WORK REQUIRED — From the entries below, extract every line that includes the word "Panel".

DATASET RECORDS —
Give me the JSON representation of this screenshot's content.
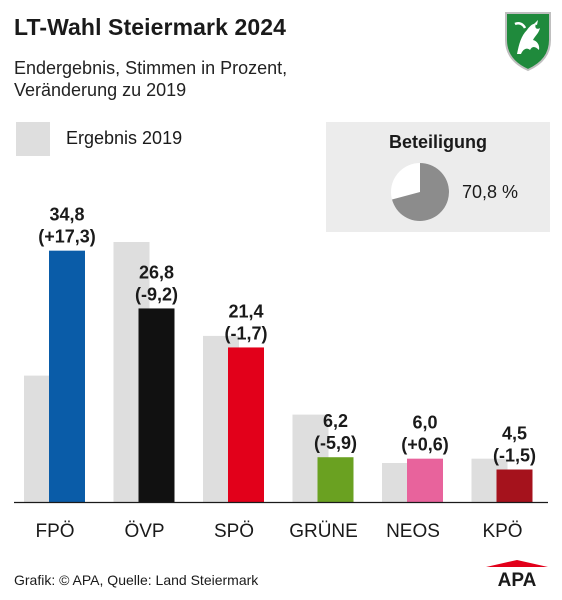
{
  "header": {
    "title": "LT-Wahl Steiermark 2024",
    "subtitle_line1": "Endergebnis, Stimmen in Prozent,",
    "subtitle_line2": "Veränderung zu 2019"
  },
  "legend": {
    "label_2019": "Ergebnis 2019"
  },
  "turnout": {
    "title": "Beteiligung",
    "value": 70.8,
    "value_label": "70,8 %"
  },
  "footer": {
    "source": "Grafik: © APA, Quelle: Land Steiermark",
    "logo_text": "APA"
  },
  "chart_data": {
    "type": "bar",
    "title": "LT-Wahl Steiermark 2024",
    "ylim": [
      0,
      36
    ],
    "categories": [
      "FPÖ",
      "ÖVP",
      "SPÖ",
      "GRÜNE",
      "NEOS",
      "KPÖ"
    ],
    "series": [
      {
        "name": "Ergebnis 2019",
        "values": [
          17.5,
          36.0,
          23.0,
          12.1,
          5.4,
          6.0
        ]
      },
      {
        "values": [
          34.8,
          26.8,
          21.4,
          6.2,
          6.0,
          4.5
        ]
      }
    ],
    "value_labels": [
      "34,8",
      "26,8",
      "21,4",
      "6,2",
      "6,0",
      "4,5"
    ],
    "change_labels": [
      "(+17,3)",
      "(-9,2)",
      "(-1,7)",
      "(-5,9)",
      "(+0,6)",
      "(-1,5)"
    ],
    "colors_2024": [
      "#0a5ca8",
      "#111111",
      "#e2001a",
      "#6aa121",
      "#e8639c",
      "#a5121c"
    ],
    "color_2019": "#dedede",
    "grid": false,
    "legend_placement": "top-left"
  }
}
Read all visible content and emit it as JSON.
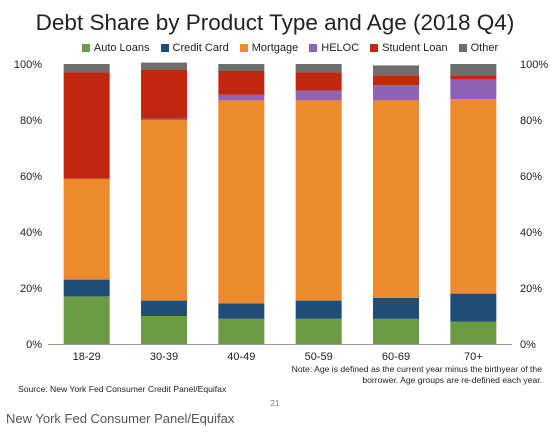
{
  "slide": {
    "source": "Source: New York Fed Consumer Credit Panel/Equifax",
    "note_line1": "Note: Age is defined as the current year minus the birthyear of the",
    "note_line2": "borrower. Age groups are re-defined each year.",
    "page_number": "21"
  },
  "caption": "New York Fed Consumer Panel/Equifax",
  "chart_data": {
    "type": "bar",
    "stacked": true,
    "title": "Debt Share by Product Type and Age (2018 Q4)",
    "categories": [
      "18-29",
      "30-39",
      "40-49",
      "50-59",
      "60-69",
      "70+"
    ],
    "ylim": [
      0,
      100
    ],
    "yticks": [
      "0%",
      "20%",
      "40%",
      "60%",
      "80%",
      "100%"
    ],
    "ytick_values": [
      0,
      20,
      40,
      60,
      80,
      100
    ],
    "secondary_axis": true,
    "grid": false,
    "legend_position": "top",
    "series": [
      {
        "name": "Auto Loans",
        "color": "#6d9a45",
        "values": [
          17,
          10,
          9,
          9,
          9,
          8
        ]
      },
      {
        "name": "Credit Card",
        "color": "#1f4e79",
        "values": [
          6,
          5.5,
          5.5,
          6.5,
          7.5,
          10
        ]
      },
      {
        "name": "Mortgage",
        "color": "#ed8a2e",
        "values": [
          36,
          64.5,
          72.5,
          71.5,
          70.5,
          69.5
        ]
      },
      {
        "name": "HELOC",
        "color": "#8e63b6",
        "values": [
          0,
          0.5,
          2,
          3.5,
          5.5,
          7
        ]
      },
      {
        "name": "Student Loan",
        "color": "#c1260e",
        "values": [
          38,
          17.5,
          8.5,
          6.5,
          3.5,
          1.5
        ]
      },
      {
        "name": "Other",
        "color": "#6e6e6e",
        "values": [
          3,
          2.5,
          2.5,
          3,
          3.5,
          4
        ]
      }
    ]
  }
}
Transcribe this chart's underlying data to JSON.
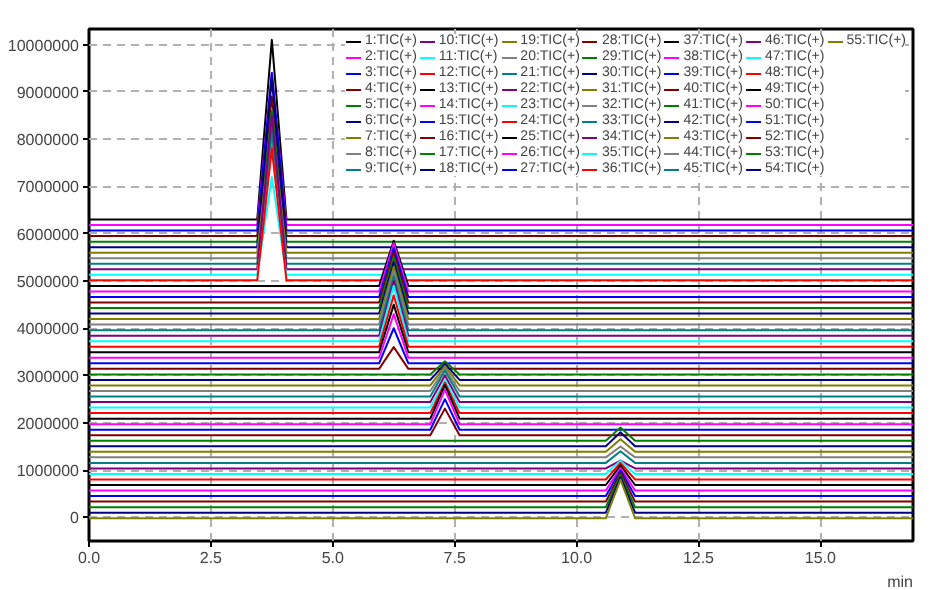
{
  "chart_data": {
    "type": "line",
    "xlabel": "min",
    "xlim": [
      0,
      16.9
    ],
    "ylim": [
      -500000,
      10330000
    ],
    "xticks": [
      {
        "value": 0,
        "label": "0.0"
      },
      2.5,
      {
        "value": 5,
        "label": "5.0"
      },
      7.5,
      {
        "value": 10,
        "label": "10.0"
      },
      12.5,
      {
        "value": 15,
        "label": "15.0"
      }
    ],
    "yticks": [
      0,
      1000000,
      2000000,
      3000000,
      4000000,
      5000000,
      6000000,
      7000000,
      8000000,
      9000000,
      10000000
    ],
    "grid": true,
    "legend": "top right",
    "line_style": "solid",
    "marker": "none",
    "series": [
      {
        "name": "1:TIC(+)",
        "color": "#000000",
        "x": [
          0,
          3.45,
          3.75,
          4.05,
          16.9
        ],
        "values": [
          6300000,
          6300000,
          10100000,
          6300000,
          6300000
        ]
      },
      {
        "name": "2:TIC(+)",
        "color": "#ff00ff",
        "x": [
          0,
          3.45,
          3.75,
          4.05,
          16.9
        ],
        "values": [
          6183000,
          6183000,
          9400000,
          6183000,
          6183000
        ]
      },
      {
        "name": "3:TIC(+)",
        "color": "#0000ff",
        "x": [
          0,
          3.45,
          3.75,
          4.05,
          16.9
        ],
        "values": [
          6066000,
          6066000,
          9400000,
          6066000,
          6066000
        ]
      },
      {
        "name": "4:TIC(+)",
        "color": "#800000",
        "x": [
          0,
          3.45,
          3.75,
          4.05,
          16.9
        ],
        "values": [
          5949000,
          5949000,
          8900000,
          5949000,
          5949000
        ]
      },
      {
        "name": "5:TIC(+)",
        "color": "#008000",
        "x": [
          0,
          3.45,
          3.75,
          4.05,
          16.9
        ],
        "values": [
          5832000,
          5832000,
          8600000,
          5832000,
          5832000
        ]
      },
      {
        "name": "6:TIC(+)",
        "color": "#000080",
        "x": [
          0,
          3.45,
          3.75,
          4.05,
          16.9
        ],
        "values": [
          5715000,
          5715000,
          9300000,
          5715000,
          5715000
        ]
      },
      {
        "name": "7:TIC(+)",
        "color": "#808000",
        "x": [
          0,
          3.45,
          3.75,
          4.05,
          16.9
        ],
        "values": [
          5598000,
          5598000,
          8300000,
          5598000,
          5598000
        ]
      },
      {
        "name": "8:TIC(+)",
        "color": "#808080",
        "x": [
          0,
          3.45,
          3.75,
          4.05,
          16.9
        ],
        "values": [
          5481000,
          5481000,
          8000000,
          5481000,
          5481000
        ]
      },
      {
        "name": "9:TIC(+)",
        "color": "#008080",
        "x": [
          0,
          3.45,
          3.75,
          4.05,
          16.9
        ],
        "values": [
          5364000,
          5364000,
          8200000,
          5364000,
          5364000
        ]
      },
      {
        "name": "10:TIC(+)",
        "color": "#800080",
        "x": [
          0,
          3.45,
          3.75,
          4.05,
          16.9
        ],
        "values": [
          5247000,
          5247000,
          8500000,
          5247000,
          5247000
        ]
      },
      {
        "name": "11:TIC(+)",
        "color": "#00ffff",
        "x": [
          0,
          3.45,
          3.75,
          4.05,
          16.9
        ],
        "values": [
          5130000,
          5130000,
          7200000,
          5130000,
          5130000
        ]
      },
      {
        "name": "12:TIC(+)",
        "color": "#ff0000",
        "x": [
          0,
          3.45,
          3.75,
          4.05,
          16.9
        ],
        "values": [
          5013000,
          5013000,
          7800000,
          5013000,
          5013000
        ]
      },
      {
        "name": "13:TIC(+)",
        "color": "#000000",
        "x": [
          0,
          5.95,
          6.25,
          6.55,
          16.9
        ],
        "values": [
          4896000,
          4896000,
          5850000,
          4896000,
          4896000
        ]
      },
      {
        "name": "14:TIC(+)",
        "color": "#ff00ff",
        "x": [
          0,
          5.95,
          6.25,
          6.55,
          16.9
        ],
        "values": [
          4779000,
          4779000,
          5800000,
          4779000,
          4779000
        ]
      },
      {
        "name": "15:TIC(+)",
        "color": "#0000ff",
        "x": [
          0,
          5.95,
          6.25,
          6.55,
          16.9
        ],
        "values": [
          4662000,
          4662000,
          5700000,
          4662000,
          4662000
        ]
      },
      {
        "name": "16:TIC(+)",
        "color": "#800000",
        "x": [
          0,
          5.95,
          6.25,
          6.55,
          16.9
        ],
        "values": [
          4545000,
          4545000,
          5600000,
          4545000,
          4545000
        ]
      },
      {
        "name": "17:TIC(+)",
        "color": "#008000",
        "x": [
          0,
          5.95,
          6.25,
          6.55,
          16.9
        ],
        "values": [
          4428000,
          4428000,
          5500000,
          4428000,
          4428000
        ]
      },
      {
        "name": "18:TIC(+)",
        "color": "#000080",
        "x": [
          0,
          5.95,
          6.25,
          6.55,
          16.9
        ],
        "values": [
          4311000,
          4311000,
          5400000,
          4311000,
          4311000
        ]
      },
      {
        "name": "19:TIC(+)",
        "color": "#808000",
        "x": [
          0,
          5.95,
          6.25,
          6.55,
          16.9
        ],
        "values": [
          4194000,
          4194000,
          5300000,
          4194000,
          4194000
        ]
      },
      {
        "name": "20:TIC(+)",
        "color": "#808080",
        "x": [
          0,
          5.95,
          6.25,
          6.55,
          16.9
        ],
        "values": [
          4077000,
          4077000,
          5200000,
          4077000,
          4077000
        ]
      },
      {
        "name": "21:TIC(+)",
        "color": "#008080",
        "x": [
          0,
          5.95,
          6.25,
          6.55,
          16.9
        ],
        "values": [
          3960000,
          3960000,
          5100000,
          3960000,
          3960000
        ]
      },
      {
        "name": "22:TIC(+)",
        "color": "#800080",
        "x": [
          0,
          5.95,
          6.25,
          6.55,
          16.9
        ],
        "values": [
          3843000,
          3843000,
          5000000,
          3843000,
          3843000
        ]
      },
      {
        "name": "23:TIC(+)",
        "color": "#00ffff",
        "x": [
          0,
          5.95,
          6.25,
          6.55,
          16.9
        ],
        "values": [
          3726000,
          3726000,
          4900000,
          3726000,
          3726000
        ]
      },
      {
        "name": "24:TIC(+)",
        "color": "#ff0000",
        "x": [
          0,
          5.95,
          6.25,
          6.55,
          16.9
        ],
        "values": [
          3609000,
          3609000,
          4700000,
          3609000,
          3609000
        ]
      },
      {
        "name": "25:TIC(+)",
        "color": "#000000",
        "x": [
          0,
          5.95,
          6.25,
          6.55,
          16.9
        ],
        "values": [
          3492000,
          3492000,
          4500000,
          3492000,
          3492000
        ]
      },
      {
        "name": "26:TIC(+)",
        "color": "#ff00ff",
        "x": [
          0,
          5.95,
          6.25,
          6.55,
          16.9
        ],
        "values": [
          3375000,
          3375000,
          4300000,
          3375000,
          3375000
        ]
      },
      {
        "name": "27:TIC(+)",
        "color": "#0000ff",
        "x": [
          0,
          5.95,
          6.25,
          6.55,
          16.9
        ],
        "values": [
          3258000,
          3258000,
          4000000,
          3258000,
          3258000
        ]
      },
      {
        "name": "28:TIC(+)",
        "color": "#800000",
        "x": [
          0,
          5.95,
          6.25,
          6.55,
          16.9
        ],
        "values": [
          3141000,
          3141000,
          3600000,
          3141000,
          3141000
        ]
      },
      {
        "name": "29:TIC(+)",
        "color": "#008000",
        "x": [
          0,
          7.0,
          7.3,
          7.6,
          16.9
        ],
        "values": [
          3024000,
          3024000,
          3300000,
          3024000,
          3024000
        ]
      },
      {
        "name": "30:TIC(+)",
        "color": "#000080",
        "x": [
          0,
          7.0,
          7.3,
          7.6,
          16.9
        ],
        "values": [
          2907000,
          2907000,
          3250000,
          2907000,
          2907000
        ]
      },
      {
        "name": "31:TIC(+)",
        "color": "#808000",
        "x": [
          0,
          7.0,
          7.3,
          7.6,
          16.9
        ],
        "values": [
          2790000,
          2790000,
          3200000,
          2790000,
          2790000
        ]
      },
      {
        "name": "32:TIC(+)",
        "color": "#808080",
        "x": [
          0,
          7.0,
          7.3,
          7.6,
          16.9
        ],
        "values": [
          2673000,
          2673000,
          3150000,
          2673000,
          2673000
        ]
      },
      {
        "name": "33:TIC(+)",
        "color": "#008080",
        "x": [
          0,
          7.0,
          7.3,
          7.6,
          16.9
        ],
        "values": [
          2556000,
          2556000,
          3100000,
          2556000,
          2556000
        ]
      },
      {
        "name": "34:TIC(+)",
        "color": "#800080",
        "x": [
          0,
          7.0,
          7.3,
          7.6,
          16.9
        ],
        "values": [
          2439000,
          2439000,
          3000000,
          2439000,
          2439000
        ]
      },
      {
        "name": "35:TIC(+)",
        "color": "#00ffff",
        "x": [
          0,
          7.0,
          7.3,
          7.6,
          16.9
        ],
        "values": [
          2322000,
          2322000,
          2900000,
          2322000,
          2322000
        ]
      },
      {
        "name": "36:TIC(+)",
        "color": "#ff0000",
        "x": [
          0,
          7.0,
          7.3,
          7.6,
          16.9
        ],
        "values": [
          2205000,
          2205000,
          2850000,
          2205000,
          2205000
        ]
      },
      {
        "name": "37:TIC(+)",
        "color": "#000000",
        "x": [
          0,
          7.0,
          7.3,
          7.6,
          16.9
        ],
        "values": [
          2088000,
          2088000,
          2800000,
          2088000,
          2088000
        ]
      },
      {
        "name": "38:TIC(+)",
        "color": "#ff00ff",
        "x": [
          0,
          7.0,
          7.3,
          7.6,
          16.9
        ],
        "values": [
          1971000,
          1971000,
          2700000,
          1971000,
          1971000
        ]
      },
      {
        "name": "39:TIC(+)",
        "color": "#0000ff",
        "x": [
          0,
          7.0,
          7.3,
          7.6,
          16.9
        ],
        "values": [
          1854000,
          1854000,
          2500000,
          1854000,
          1854000
        ]
      },
      {
        "name": "40:TIC(+)",
        "color": "#800000",
        "x": [
          0,
          7.0,
          7.3,
          7.6,
          16.9
        ],
        "values": [
          1737000,
          1737000,
          2300000,
          1737000,
          1737000
        ]
      },
      {
        "name": "41:TIC(+)",
        "color": "#008000",
        "x": [
          0,
          10.6,
          10.9,
          11.2,
          16.9
        ],
        "values": [
          1620000,
          1620000,
          1900000,
          1620000,
          1620000
        ]
      },
      {
        "name": "42:TIC(+)",
        "color": "#000080",
        "x": [
          0,
          10.6,
          10.9,
          11.2,
          16.9
        ],
        "values": [
          1503000,
          1503000,
          1800000,
          1503000,
          1503000
        ]
      },
      {
        "name": "43:TIC(+)",
        "color": "#808000",
        "x": [
          0,
          10.6,
          10.9,
          11.2,
          16.9
        ],
        "values": [
          1386000,
          1386000,
          1650000,
          1386000,
          1386000
        ]
      },
      {
        "name": "44:TIC(+)",
        "color": "#808080",
        "x": [
          0,
          10.6,
          10.9,
          11.2,
          16.9
        ],
        "values": [
          1269000,
          1269000,
          1500000,
          1269000,
          1269000
        ]
      },
      {
        "name": "45:TIC(+)",
        "color": "#008080",
        "x": [
          0,
          10.6,
          10.9,
          11.2,
          16.9
        ],
        "values": [
          1152000,
          1152000,
          1400000,
          1152000,
          1152000
        ]
      },
      {
        "name": "46:TIC(+)",
        "color": "#800080",
        "x": [
          0,
          10.6,
          10.9,
          11.2,
          16.9
        ],
        "values": [
          1035000,
          1035000,
          1200000,
          1035000,
          1035000
        ]
      },
      {
        "name": "47:TIC(+)",
        "color": "#00ffff",
        "x": [
          0,
          10.6,
          10.9,
          11.2,
          16.9
        ],
        "values": [
          918000,
          918000,
          1200000,
          918000,
          918000
        ]
      },
      {
        "name": "48:TIC(+)",
        "color": "#ff0000",
        "x": [
          0,
          10.6,
          10.9,
          11.2,
          16.9
        ],
        "values": [
          801000,
          801000,
          1150000,
          801000,
          801000
        ]
      },
      {
        "name": "49:TIC(+)",
        "color": "#000000",
        "x": [
          0,
          10.6,
          10.9,
          11.2,
          16.9
        ],
        "values": [
          684000,
          684000,
          1100000,
          684000,
          684000
        ]
      },
      {
        "name": "50:TIC(+)",
        "color": "#ff00ff",
        "x": [
          0,
          10.6,
          10.9,
          11.2,
          16.9
        ],
        "values": [
          567000,
          567000,
          1050000,
          567000,
          567000
        ]
      },
      {
        "name": "51:TIC(+)",
        "color": "#0000ff",
        "x": [
          0,
          10.6,
          10.9,
          11.2,
          16.9
        ],
        "values": [
          450000,
          450000,
          1000000,
          450000,
          450000
        ]
      },
      {
        "name": "52:TIC(+)",
        "color": "#800000",
        "x": [
          0,
          10.6,
          10.9,
          11.2,
          16.9
        ],
        "values": [
          333000,
          333000,
          950000,
          333000,
          333000
        ]
      },
      {
        "name": "53:TIC(+)",
        "color": "#008000",
        "x": [
          0,
          10.6,
          10.9,
          11.2,
          16.9
        ],
        "values": [
          216000,
          216000,
          900000,
          216000,
          216000
        ]
      },
      {
        "name": "54:TIC(+)",
        "color": "#000080",
        "x": [
          0,
          10.6,
          10.9,
          11.2,
          16.9
        ],
        "values": [
          99000,
          99000,
          850000,
          99000,
          99000
        ]
      },
      {
        "name": "55:TIC(+)",
        "color": "#808000",
        "x": [
          0,
          10.6,
          10.9,
          11.2,
          16.9
        ],
        "values": [
          -18000,
          -18000,
          800000,
          -18000,
          -18000
        ]
      }
    ]
  }
}
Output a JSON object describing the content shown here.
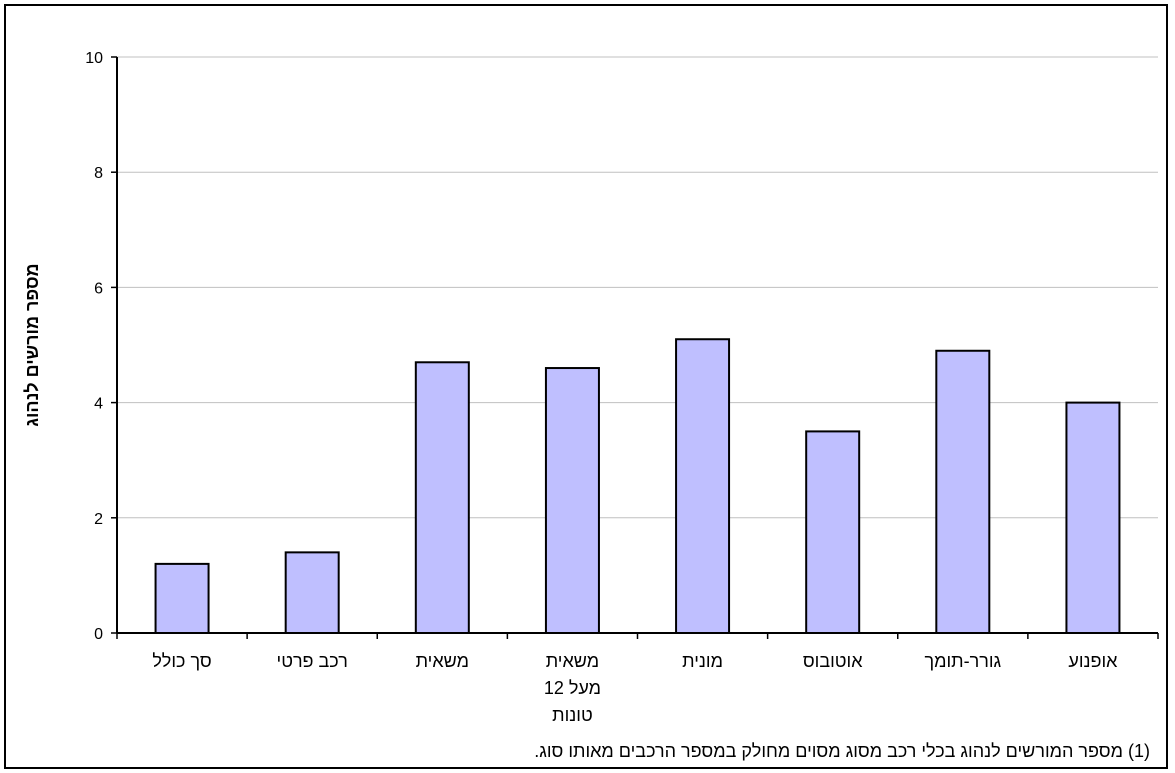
{
  "chart_data": {
    "type": "bar",
    "title": "",
    "xlabel": "",
    "ylabel": "מספר מורשים לנהוג",
    "ylim": [
      0,
      10
    ],
    "yticks": [
      "0",
      "2",
      "4",
      "6",
      "8",
      "10"
    ],
    "grid": true,
    "categories": [
      [
        "סך כולל"
      ],
      [
        "רכב פרטי"
      ],
      [
        "משאית"
      ],
      [
        "משאית",
        "מעל 12",
        "טונות"
      ],
      [
        "מונית"
      ],
      [
        "אוטובוס"
      ],
      [
        "גורר-תומך"
      ],
      [
        "אופנוע"
      ]
    ],
    "values": [
      1.2,
      1.4,
      4.7,
      4.6,
      5.1,
      3.5,
      4.9,
      4.0
    ],
    "bar_color": "#bfbfff",
    "bar_outline": "#000000",
    "grid_color": "#c0c0c0",
    "footnote": "(1) מספר המורשים לנהוג בכלי רכב מסוג מסוים מחולק במספר הרכבים מאותו סוג."
  }
}
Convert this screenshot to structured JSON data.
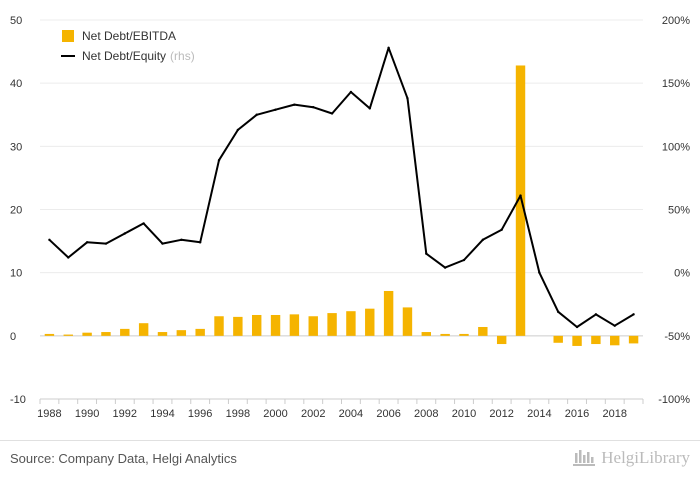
{
  "chart_data": {
    "type": "bar+line",
    "categories": [
      "1988",
      "1989",
      "1990",
      "1991",
      "1992",
      "1993",
      "1994",
      "1995",
      "1996",
      "1997",
      "1998",
      "1999",
      "2000",
      "2001",
      "2002",
      "2003",
      "2004",
      "2005",
      "2006",
      "2007",
      "2008",
      "2009",
      "2010",
      "2011",
      "2012",
      "2013",
      "2014",
      "2015",
      "2016",
      "2017",
      "2018",
      "2019"
    ],
    "x_tick_labels": [
      "1988",
      "1990",
      "1992",
      "1994",
      "1996",
      "1998",
      "2000",
      "2002",
      "2004",
      "2006",
      "2008",
      "2010",
      "2012",
      "2014",
      "2016",
      "2018"
    ],
    "series": [
      {
        "name": "Net Debt/EBITDA",
        "type": "bar",
        "axis": "left",
        "color": "#f5b400",
        "values": [
          0.3,
          0.2,
          0.5,
          0.6,
          1.1,
          2.0,
          0.6,
          0.9,
          1.1,
          3.1,
          3.0,
          3.3,
          3.3,
          3.4,
          3.1,
          3.6,
          3.9,
          4.3,
          7.1,
          4.5,
          0.6,
          0.3,
          0.3,
          1.4,
          -1.3,
          42.8,
          0.0,
          -1.1,
          -1.6,
          -1.3,
          -1.5,
          -1.2
        ]
      },
      {
        "name": "Net Debt/Equity",
        "name_suffix": "(rhs)",
        "type": "line",
        "axis": "right",
        "color": "#000000",
        "values": [
          26,
          12,
          24,
          23,
          31,
          39,
          23,
          26,
          24,
          89,
          113,
          125,
          129,
          133,
          131,
          126,
          143,
          130,
          178,
          138,
          15,
          4,
          10,
          26,
          34,
          61,
          0,
          -31,
          -43,
          -33,
          -42,
          -33
        ]
      }
    ],
    "y_left": {
      "min": -10,
      "max": 50,
      "ticks": [
        "-10",
        "0",
        "10",
        "20",
        "30",
        "40",
        "50"
      ]
    },
    "y_right": {
      "min": -100,
      "max": 200,
      "ticks": [
        "-100%",
        "-50%",
        "0%",
        "50%",
        "100%",
        "150%",
        "200%"
      ]
    },
    "grid": true,
    "legend_position": "top-left"
  },
  "footer": {
    "source": "Source: Company Data, Helgi Analytics",
    "brand": "HelgiLibrary"
  }
}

ANSWER IN FULL —
    "source": "Source: New York Fed Consumer Credit Panel/Equifax",
  "caption": "New York Fed Consumer Panel/Equifax",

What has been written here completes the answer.